EXTRACT PROVIDED.
______

# One aqua-glo plus two flora-glos



## Guttboy (Jul 19, 2003)

Potacoffee,

without knowing what the wattage, K rating, CRI etc (some say CRI is overrated) It is impossible to tell you. We also need to know what size tank you have and what type of plants you would like to grow.

Mike


----------



## Potacoffee (Oct 6, 2003)

Blah ! Come on, you "experts" are not suppose to need all the information. :roll: 

Ok, I have a 29G (18 tall) w/ CO2 (DIY). The plants that are currently in are cork vals, a sword and java moss. I had others but I am redoing the setup and will not know the new additions for a few days yet. The total watts/gallon will be just over 2. The aqua-glo is 18000k (I know, it is high) and flora-glo's are 2800k. These are hagen tank bulbs, and both claim to be good for plant growth. 


Sorry this is so "to the point" but I have to catch my bus and get to class !! midterms start today 


edit:

flora- http://www.hagen.com/canada/english/aquatic/product.cfm?CAT=1&SUBCAT=112&PROD_ID=01016150010101

aqua- http://www.hagen.com/canada/english/aquatic/product.cfm?CAT=1&SUBCAT=112&PROD_ID=01015830011001


----------



## Wasserpest (Jun 12, 2003)

Potacoffee said:


> Blah ! Come on, you "experts" are not suppose to need all the information. :roll:


 :lol: :lol: :lol: 

There is an unlimited number of equipment combinations, expert opinions and possible outcomes. With 2W/gal and addition of CO2 you should be able to grow outstanding Vals, swords and java fern. Now ppl will tell you that you need more light, a certain spectrum bulb and whatnot. I'd say try it... Fish couldn't care less what kind of bulb you use and plants can adapt to a wide range of conditions. If you are already having a planted tank for a while and run into problems (algae, plants dying etc) then you can start to change bulbs, add fertilizer, get more light etc but I would work with what you have first, it might just grow into the most beautiful jungle.

______

WHAT IS ASKED.
**1.** In the aquarium lighting thread, what color temperature is given for the aqua-glo bulb?
**2.** Resume the aquarium lighting thread after its last sentence, keeping its forum style.
The listing plays no part in this work.

MATERIAL PROVIDED.
______

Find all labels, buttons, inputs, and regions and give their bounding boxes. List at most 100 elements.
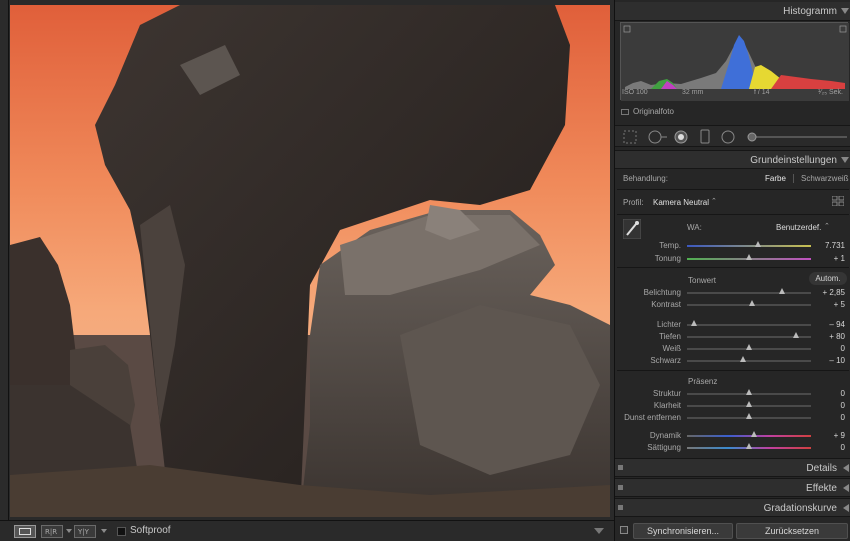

______

RESPONSES BY TASK.
**1.** The aqua-glo bulb is 18000K.

**2.**
----------



## Potacoffee (Oct 6, 2003)

[/quote]If you are already having a planted tank for a while and run into problems (algae, plants dying etc) then you can start to change bulbs, add fertilizer, get more light etc but I would work with what you have first, it might just grow into the most beautiful jungle.[/quote]

Actually, this is the process I am going through right now. Previously I had budget GE (still aqua, but budget) bulbs. They had a yellow appearence that I didnt enjoy - but that is not why I am changing them. Algae just seemed to love the light they dished out ! I am not sure on the exact k, maybe 3500-4000. Also, my plants were growing, but not as fast or as healthy as I would have liked. To be honest, I think the algae did better under these old bulbs than the plants :\


----------



## Wasserpest (Jun 12, 2003)

Hmmm... the "aqua" GE bulbs that I am familiar with ("Plants and Aquarium" or so) have a pinkish appearance, not yellow at all. But I know that (some?) bulbs in the 3000K range are great for growing algae. I had one of those cheap spiral screw-in CF bulbs for a while and the area below started to get algae all over it. 
In any case, if you use Hagen bulbs that claim to be good for plant grow you should be fine...


----------



## GDominy (Jul 30, 2002)

I use the Hagen AquaGlo and Power Glo bulbs for growing plants with great sucsess.. I have not tried their Flora glo bulbs yet so I cant offer any suggestions there.. But the 18000k bulbs are just fine.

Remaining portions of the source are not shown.